# RECORDS FOR THIS EXERCISE
══════════

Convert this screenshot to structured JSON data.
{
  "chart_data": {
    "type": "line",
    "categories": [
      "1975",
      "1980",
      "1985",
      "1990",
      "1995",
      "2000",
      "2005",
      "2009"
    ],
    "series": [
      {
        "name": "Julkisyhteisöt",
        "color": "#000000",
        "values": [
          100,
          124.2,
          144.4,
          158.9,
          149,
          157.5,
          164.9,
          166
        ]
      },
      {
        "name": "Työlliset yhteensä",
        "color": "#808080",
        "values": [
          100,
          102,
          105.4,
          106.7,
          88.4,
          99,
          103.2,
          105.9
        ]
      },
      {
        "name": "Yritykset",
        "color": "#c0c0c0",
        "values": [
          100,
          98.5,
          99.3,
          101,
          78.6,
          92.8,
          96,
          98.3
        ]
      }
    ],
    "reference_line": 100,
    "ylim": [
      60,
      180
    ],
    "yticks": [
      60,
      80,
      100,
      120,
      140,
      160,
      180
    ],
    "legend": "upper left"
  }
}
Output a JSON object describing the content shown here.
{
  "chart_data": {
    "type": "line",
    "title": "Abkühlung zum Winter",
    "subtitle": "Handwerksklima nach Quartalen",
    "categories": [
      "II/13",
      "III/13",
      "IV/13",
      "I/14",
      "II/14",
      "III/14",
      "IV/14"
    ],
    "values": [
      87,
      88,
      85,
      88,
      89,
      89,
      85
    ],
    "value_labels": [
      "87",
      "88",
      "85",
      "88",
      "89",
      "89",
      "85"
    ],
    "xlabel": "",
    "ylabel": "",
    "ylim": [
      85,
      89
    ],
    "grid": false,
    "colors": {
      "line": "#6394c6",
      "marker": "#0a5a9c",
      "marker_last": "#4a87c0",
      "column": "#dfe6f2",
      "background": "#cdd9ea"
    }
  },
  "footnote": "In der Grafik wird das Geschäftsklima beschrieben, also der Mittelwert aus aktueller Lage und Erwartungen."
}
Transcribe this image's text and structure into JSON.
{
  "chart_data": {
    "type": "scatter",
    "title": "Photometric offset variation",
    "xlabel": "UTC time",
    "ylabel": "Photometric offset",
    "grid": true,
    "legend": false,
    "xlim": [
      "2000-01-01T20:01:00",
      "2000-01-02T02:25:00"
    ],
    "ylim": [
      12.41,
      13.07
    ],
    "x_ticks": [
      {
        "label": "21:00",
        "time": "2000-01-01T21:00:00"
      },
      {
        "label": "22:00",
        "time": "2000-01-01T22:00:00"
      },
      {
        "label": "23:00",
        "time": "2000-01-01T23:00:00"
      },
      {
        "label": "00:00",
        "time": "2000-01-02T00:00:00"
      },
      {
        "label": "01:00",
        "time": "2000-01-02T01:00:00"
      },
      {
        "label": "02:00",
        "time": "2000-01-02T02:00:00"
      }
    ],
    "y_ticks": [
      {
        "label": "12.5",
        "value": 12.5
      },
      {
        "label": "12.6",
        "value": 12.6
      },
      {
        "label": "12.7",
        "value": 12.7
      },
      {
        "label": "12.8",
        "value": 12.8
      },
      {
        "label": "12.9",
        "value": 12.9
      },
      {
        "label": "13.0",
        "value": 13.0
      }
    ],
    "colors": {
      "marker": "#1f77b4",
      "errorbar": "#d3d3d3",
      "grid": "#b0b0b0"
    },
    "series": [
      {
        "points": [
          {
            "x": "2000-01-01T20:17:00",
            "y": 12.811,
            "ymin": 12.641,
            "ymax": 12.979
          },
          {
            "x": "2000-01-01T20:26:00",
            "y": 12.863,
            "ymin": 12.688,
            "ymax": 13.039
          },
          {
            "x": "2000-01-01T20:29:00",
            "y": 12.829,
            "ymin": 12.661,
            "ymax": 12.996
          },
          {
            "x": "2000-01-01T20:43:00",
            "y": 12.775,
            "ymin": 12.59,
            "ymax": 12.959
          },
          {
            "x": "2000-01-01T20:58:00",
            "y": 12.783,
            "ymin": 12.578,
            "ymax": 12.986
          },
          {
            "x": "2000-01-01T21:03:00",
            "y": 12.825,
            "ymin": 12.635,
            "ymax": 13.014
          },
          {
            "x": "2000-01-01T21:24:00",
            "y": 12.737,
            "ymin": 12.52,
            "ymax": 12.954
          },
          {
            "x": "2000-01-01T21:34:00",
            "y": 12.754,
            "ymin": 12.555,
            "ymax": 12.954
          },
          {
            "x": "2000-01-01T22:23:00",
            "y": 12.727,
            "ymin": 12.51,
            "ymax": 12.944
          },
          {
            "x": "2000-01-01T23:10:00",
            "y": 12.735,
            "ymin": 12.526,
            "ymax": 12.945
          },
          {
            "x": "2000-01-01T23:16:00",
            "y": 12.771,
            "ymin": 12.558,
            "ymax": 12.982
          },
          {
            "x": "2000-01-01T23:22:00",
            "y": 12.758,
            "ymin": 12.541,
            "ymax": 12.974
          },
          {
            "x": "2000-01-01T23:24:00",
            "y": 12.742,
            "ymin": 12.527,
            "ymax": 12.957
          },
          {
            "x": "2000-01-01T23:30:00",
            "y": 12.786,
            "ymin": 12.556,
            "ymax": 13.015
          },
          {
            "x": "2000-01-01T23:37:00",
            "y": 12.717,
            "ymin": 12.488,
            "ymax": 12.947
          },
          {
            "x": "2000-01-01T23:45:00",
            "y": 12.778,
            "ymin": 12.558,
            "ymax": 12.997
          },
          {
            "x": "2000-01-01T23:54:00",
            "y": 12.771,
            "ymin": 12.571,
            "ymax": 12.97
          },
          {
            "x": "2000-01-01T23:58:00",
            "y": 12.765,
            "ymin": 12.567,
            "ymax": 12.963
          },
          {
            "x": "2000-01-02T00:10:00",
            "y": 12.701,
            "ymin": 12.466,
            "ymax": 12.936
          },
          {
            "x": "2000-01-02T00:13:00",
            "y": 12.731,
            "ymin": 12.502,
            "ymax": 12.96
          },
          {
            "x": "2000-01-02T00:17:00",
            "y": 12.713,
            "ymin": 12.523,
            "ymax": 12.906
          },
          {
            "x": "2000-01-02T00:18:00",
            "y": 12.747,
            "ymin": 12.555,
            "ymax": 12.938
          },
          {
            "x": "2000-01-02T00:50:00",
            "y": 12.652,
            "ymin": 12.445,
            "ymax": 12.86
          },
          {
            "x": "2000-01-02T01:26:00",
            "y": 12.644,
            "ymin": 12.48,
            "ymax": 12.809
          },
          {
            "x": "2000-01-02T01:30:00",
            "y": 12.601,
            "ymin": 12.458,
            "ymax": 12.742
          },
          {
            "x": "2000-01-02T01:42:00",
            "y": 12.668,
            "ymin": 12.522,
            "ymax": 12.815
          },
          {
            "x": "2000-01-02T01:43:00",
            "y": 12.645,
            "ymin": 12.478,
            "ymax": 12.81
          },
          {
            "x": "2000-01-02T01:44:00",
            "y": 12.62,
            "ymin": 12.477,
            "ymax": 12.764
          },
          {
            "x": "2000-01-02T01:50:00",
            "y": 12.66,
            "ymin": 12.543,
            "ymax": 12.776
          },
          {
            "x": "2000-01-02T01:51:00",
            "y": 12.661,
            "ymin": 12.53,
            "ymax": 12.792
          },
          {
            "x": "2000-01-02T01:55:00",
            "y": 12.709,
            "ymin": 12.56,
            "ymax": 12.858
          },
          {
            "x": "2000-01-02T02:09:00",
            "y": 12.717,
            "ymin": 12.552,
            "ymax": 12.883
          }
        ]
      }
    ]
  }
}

══════════

# INSTRUCTION
Once more, set down the full listing, verbatim.

# THE SOLUTION
Convert this screenshot to structured JSON data.
{
  "chart_data": {
    "type": "line",
    "categories": [
      "1975",
      "1980",
      "1985",
      "1990",
      "1995",
      "2000",
      "2005",
      "2009"
    ],
    "series": [
      {
        "name": "Julkisyhteisöt",
        "color": "#000000",
        "values": [
          100,
          124.2,
          144.4,
          158.9,
          149,
          157.5,
          164.9,
          166
        ]
      },
      {
        "name": "Työlliset yhteensä",
        "color": "#808080",
        "values": [
          100,
          102,
          105.4,
          106.7,
          88.4,
          99,
          103.2,
          105.9
        ]
      },
      {
        "name": "Yritykset",
        "color": "#c0c0c0",
        "values": [
          100,
          98.5,
          99.3,
          101,
          78.6,
          92.8,
          96,
          98.3
        ]
      }
    ],
    "reference_line": 100,
    "ylim": [
      60,
      180
    ],
    "yticks": [
      60,
      80,
      100,
      120,
      140,
      160,
      180
    ],
    "legend": "upper left"
  }
}
Output a JSON object describing the content shown here.
{
  "chart_data": {
    "type": "line",
    "title": "Abkühlung zum Winter",
    "subtitle": "Handwerksklima nach Quartalen",
    "categories": [
      "II/13",
      "III/13",
      "IV/13",
      "I/14",
      "II/14",
      "III/14",
      "IV/14"
    ],
    "values": [
      87,
      88,
      85,
      88,
      89,
      89,
      85
    ],
    "value_labels": [
      "87",
      "88",
      "85",
      "88",
      "89",
      "89",
      "85"
    ],
    "xlabel": "",
    "ylabel": "",
    "ylim": [
      85,
      89
    ],
    "grid": false,
    "colors": {
      "line": "#6394c6",
      "marker": "#0a5a9c",
      "marker_last": "#4a87c0",
      "column": "#dfe6f2",
      "background": "#cdd9ea"
    }
  },
  "footnote": "In der Grafik wird das Geschäftsklima beschrieben, also der Mittelwert aus aktueller Lage und Erwartungen."
}
Transcribe this image's text and structure into JSON.
{
  "chart_data": {
    "type": "scatter",
    "title": "Photometric offset variation",
    "xlabel": "UTC time",
    "ylabel": "Photometric offset",
    "grid": true,
    "legend": false,
    "xlim": [
      "2000-01-01T20:01:00",
      "2000-01-02T02:25:00"
    ],
    "ylim": [
      12.41,
      13.07
    ],
    "x_ticks": [
      {
        "label": "21:00",
        "time": "2000-01-01T21:00:00"
      },
      {
        "label": "22:00",
        "time": "2000-01-01T22:00:00"
      },
      {
        "label": "23:00",
        "time": "2000-01-01T23:00:00"
      },
      {
        "label": "00:00",
        "time": "2000-01-02T00:00:00"
      },
      {
        "label": "01:00",
        "time": "2000-01-02T01:00:00"
      },
      {
        "label": "02:00",
        "time": "2000-01-02T02:00:00"
      }
    ],
    "y_ticks": [
      {
        "label": "12.5",
        "value": 12.5
      },
      {
        "label": "12.6",
        "value": 12.6
      },
      {
        "label": "12.7",
        "value": 12.7
      },
      {
        "label": "12.8",
        "value": 12.8
      },
      {
        "label": "12.9",
        "value": 12.9
      },
      {
        "label": "13.0",
        "value": 13.0
      }
    ],
    "colors": {
      "marker": "#1f77b4",
      "errorbar": "#d3d3d3",
      "grid": "#b0b0b0"
    },
    "series": [
      {
        "points": [
          {
            "x": "2000-01-01T20:17:00",
            "y": 12.811,
            "ymin": 12.641,
            "ymax": 12.979
          },
          {
            "x": "2000-01-01T20:26:00",
            "y": 12.863,
            "ymin": 12.688,
            "ymax": 13.039
          },
          {
            "x": "2000-01-01T20:29:00",
            "y": 12.829,
            "ymin": 12.661,
            "ymax": 12.996
          },
          {
            "x": "2000-01-01T20:43:00",
            "y": 12.775,
            "ymin": 12.59,
            "ymax": 12.959
          },
          {
            "x": "2000-01-01T20:58:00",
            "y": 12.783,
            "ymin": 12.578,
            "ymax": 12.986
          },
          {
            "x": "2000-01-01T21:03:00",
            "y": 12.825,
            "ymin": 12.635,
            "ymax": 13.014
          },
          {
            "x": "2000-01-01T21:24:00",
            "y": 12.737,
            "ymin": 12.52,
            "ymax": 12.954
          },
          {
            "x": "2000-01-01T21:34:00",
            "y": 12.754,
            "ymin": 12.555,
            "ymax": 12.954
          },
          {
            "x": "2000-01-01T22:23:00",
            "y": 12.727,
            "ymin": 12.51,
            "ymax": 12.944
          },
          {
            "x": "2000-01-01T23:10:00",
            "y": 12.735,
            "ymin": 12.526,
            "ymax": 12.945
          },
          {
            "x": "2000-01-01T23:16:00",
            "y": 12.771,
            "ymin": 12.558,
            "ymax": 12.982
          },
          {
            "x": "2000-01-01T23:22:00",
            "y": 12.758,
            "ymin": 12.541,
            "ymax": 12.974
          },
          {
            "x": "2000-01-01T23:24:00",
            "y": 12.742,
            "ymin": 12.527,
            "ymax": 12.957
          },
          {
            "x": "2000-01-01T23:30:00",
            "y": 12.786,
            "ymin": 12.556,
            "ymax": 13.015
          },
          {
            "x": "2000-01-01T23:37:00",
            "y": 12.717,
            "ymin": 12.488,
            "ymax": 12.947
          },
          {
            "x": "2000-01-01T23:45:00",
            "y": 12.778,
            "ymin": 12.558,
            "ymax": 12.997
          },
          {
            "x": "2000-01-01T23:54:00",
            "y": 12.771,
            "ymin": 12.571,
            "ymax": 12.97
          },
          {
            "x": "2000-01-01T23:58:00",
            "y": 12.765,
            "ymin": 12.567,
            "ymax": 12.963
          },
          {
            "x": "2000-01-02T00:10:00",
            "y": 12.701,
            "ymin": 12.466,
            "ymax": 12.936
          },
          {
            "x": "2000-01-02T00:13:00",
            "y": 12.731,
            "ymin": 12.502,
            "ymax": 12.96
          },
          {
            "x": "2000-01-02T00:17:00",
            "y": 12.713,
            "ymin": 12.523,
            "ymax": 12.906
          },
          {
            "x": "2000-01-02T00:18:00",
            "y": 12.747,
            "ymin": 12.555,
            "ymax": 12.938
          },
          {
            "x": "2000-01-02T00:50:00",
            "y": 12.652,
            "ymin": 12.445,
            "ymax": 12.86
          },
          {
            "x": "2000-01-02T01:26:00",
            "y": 12.644,
            "ymin": 12.48,
            "ymax": 12.809
          },
          {
            "x": "2000-01-02T01:30:00",
            "y": 12.601,
            "ymin": 12.458,
            "ymax": 12.742
          },
          {
            "x": "2000-01-02T01:42:00",
            "y": 12.668,
            "ymin": 12.522,
            "ymax": 12.815
          },
          {
            "x": "2000-01-02T01:43:00",
            "y": 12.645,
            "ymin": 12.478,
            "ymax": 12.81
          },
          {
            "x": "2000-01-02T01:44:00",
            "y": 12.62,
            "ymin": 12.477,
            "ymax": 12.764
          },
          {
            "x": "2000-01-02T01:50:00",
            "y": 12.66,
            "ymin": 12.543,
            "ymax": 12.776
          },
          {
            "x": "2000-01-02T01:51:00",
            "y": 12.661,
            "ymin": 12.53,
            "ymax": 12.792
          },
          {
            "x": "2000-01-02T01:55:00",
            "y": 12.709,
            "ymin": 12.56,
            "ymax": 12.858
          },
          {
            "x": "2000-01-02T02:09:00",
            "y": 12.717,
            "ymin": 12.552,
            "ymax": 12.883
          }
        ]
      }
    ]
  }
}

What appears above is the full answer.